— start of Record list —

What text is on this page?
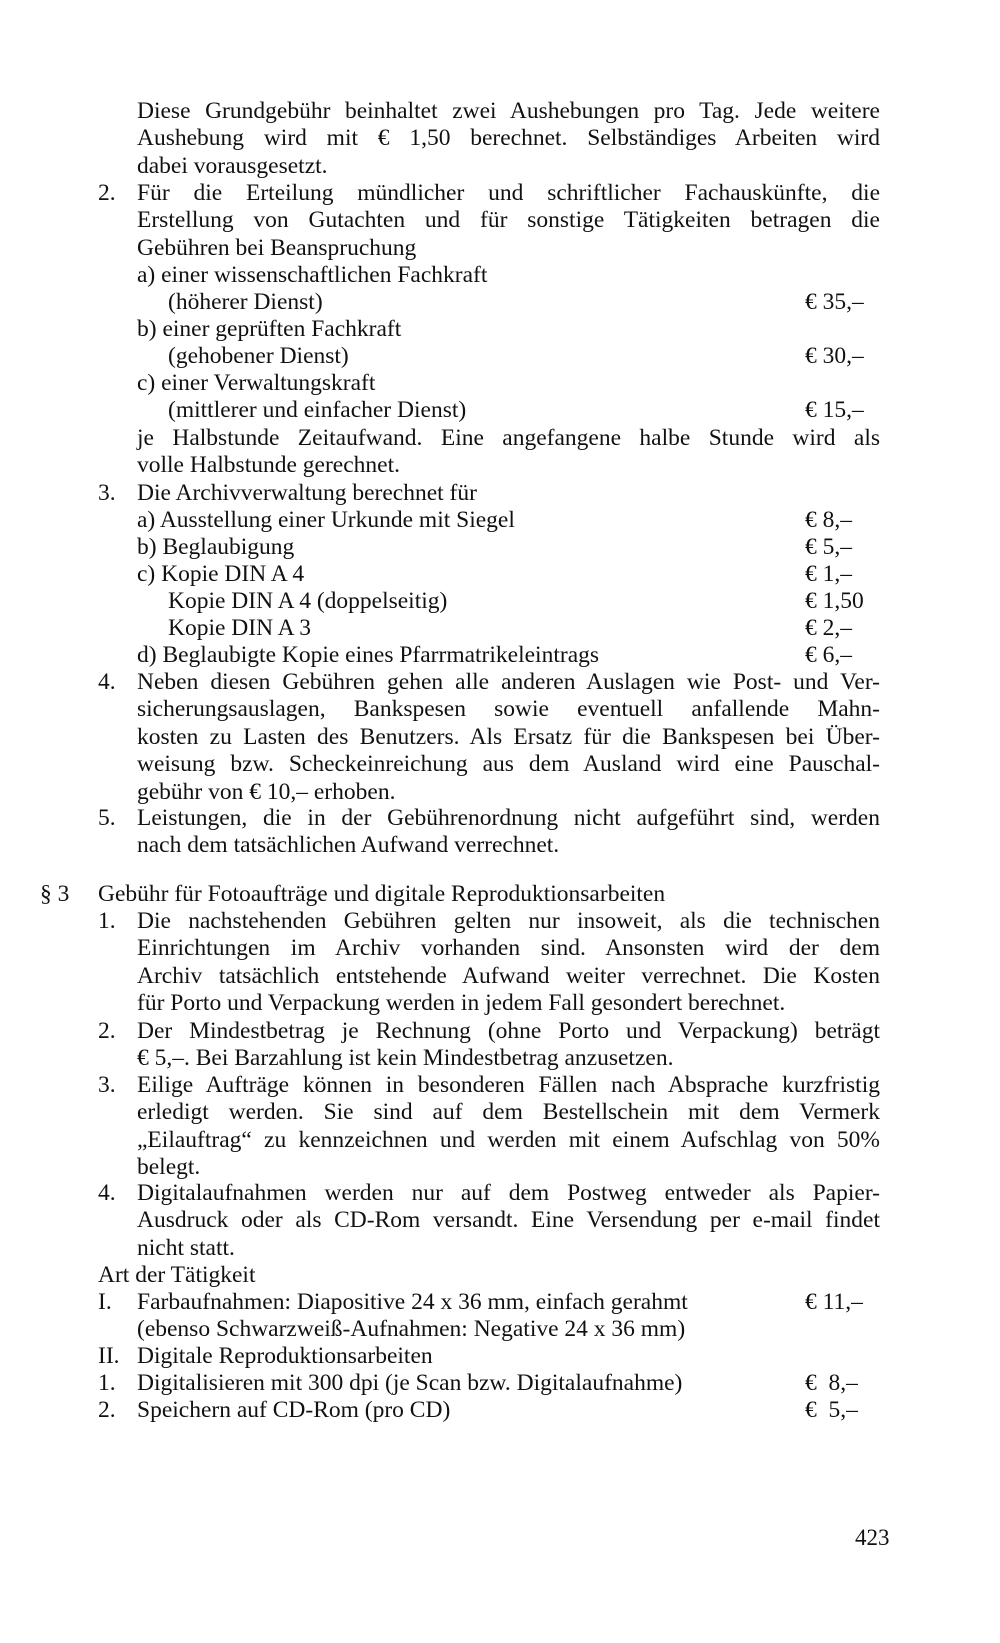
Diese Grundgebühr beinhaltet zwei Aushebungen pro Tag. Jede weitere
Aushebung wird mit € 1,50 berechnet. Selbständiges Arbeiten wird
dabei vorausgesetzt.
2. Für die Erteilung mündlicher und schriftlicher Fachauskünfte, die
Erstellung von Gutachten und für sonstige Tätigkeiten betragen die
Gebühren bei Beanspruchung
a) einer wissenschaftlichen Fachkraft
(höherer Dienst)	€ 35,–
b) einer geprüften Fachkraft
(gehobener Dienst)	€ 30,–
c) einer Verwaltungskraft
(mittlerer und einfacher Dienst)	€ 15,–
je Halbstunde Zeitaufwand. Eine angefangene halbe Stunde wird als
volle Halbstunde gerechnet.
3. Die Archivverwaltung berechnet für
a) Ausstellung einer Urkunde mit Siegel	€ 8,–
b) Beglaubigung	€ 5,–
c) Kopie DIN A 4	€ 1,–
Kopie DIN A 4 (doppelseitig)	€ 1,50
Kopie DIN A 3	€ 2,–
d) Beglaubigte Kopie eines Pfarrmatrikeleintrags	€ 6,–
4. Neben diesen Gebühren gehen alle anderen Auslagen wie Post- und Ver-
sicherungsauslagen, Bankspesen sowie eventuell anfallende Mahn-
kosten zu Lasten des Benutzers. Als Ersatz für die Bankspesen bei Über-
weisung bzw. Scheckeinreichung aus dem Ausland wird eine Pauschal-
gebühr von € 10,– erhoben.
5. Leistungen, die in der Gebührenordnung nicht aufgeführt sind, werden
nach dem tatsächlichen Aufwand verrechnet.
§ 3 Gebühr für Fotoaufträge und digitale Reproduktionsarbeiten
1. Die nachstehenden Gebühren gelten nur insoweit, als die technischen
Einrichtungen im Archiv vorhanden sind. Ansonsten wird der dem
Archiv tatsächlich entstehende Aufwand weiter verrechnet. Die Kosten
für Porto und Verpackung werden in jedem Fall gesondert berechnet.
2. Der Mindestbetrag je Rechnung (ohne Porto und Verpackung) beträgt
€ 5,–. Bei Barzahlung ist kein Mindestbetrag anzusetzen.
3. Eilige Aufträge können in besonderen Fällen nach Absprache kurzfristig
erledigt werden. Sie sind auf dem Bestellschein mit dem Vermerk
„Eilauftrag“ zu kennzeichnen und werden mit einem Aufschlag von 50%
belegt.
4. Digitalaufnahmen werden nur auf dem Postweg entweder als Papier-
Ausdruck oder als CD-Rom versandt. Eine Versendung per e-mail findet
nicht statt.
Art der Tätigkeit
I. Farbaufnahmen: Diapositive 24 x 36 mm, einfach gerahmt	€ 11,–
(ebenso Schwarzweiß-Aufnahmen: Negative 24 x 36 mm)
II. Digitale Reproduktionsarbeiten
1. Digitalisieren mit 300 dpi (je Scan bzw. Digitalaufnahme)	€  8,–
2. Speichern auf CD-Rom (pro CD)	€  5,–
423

— end of Record list —
— start of Record list —

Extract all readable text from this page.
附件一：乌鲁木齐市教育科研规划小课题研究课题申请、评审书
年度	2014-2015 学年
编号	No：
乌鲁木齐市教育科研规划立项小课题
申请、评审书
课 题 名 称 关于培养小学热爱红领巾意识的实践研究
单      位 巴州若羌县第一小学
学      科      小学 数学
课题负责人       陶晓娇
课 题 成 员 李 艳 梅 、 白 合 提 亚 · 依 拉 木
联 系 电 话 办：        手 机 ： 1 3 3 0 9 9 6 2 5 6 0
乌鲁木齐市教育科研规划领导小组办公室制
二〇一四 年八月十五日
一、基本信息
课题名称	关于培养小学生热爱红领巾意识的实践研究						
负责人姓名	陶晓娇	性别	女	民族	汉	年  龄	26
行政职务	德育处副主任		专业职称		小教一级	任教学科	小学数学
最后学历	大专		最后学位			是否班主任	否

— end of Record list —

Please list every line of the records that contains "Verpackung".

__Response to this task__
für Porto und Verpackung werden in jedem Fall gesondert berechnet.
2. Der Mindestbetrag je Rechnung (ohne Porto und Verpackung) beträgt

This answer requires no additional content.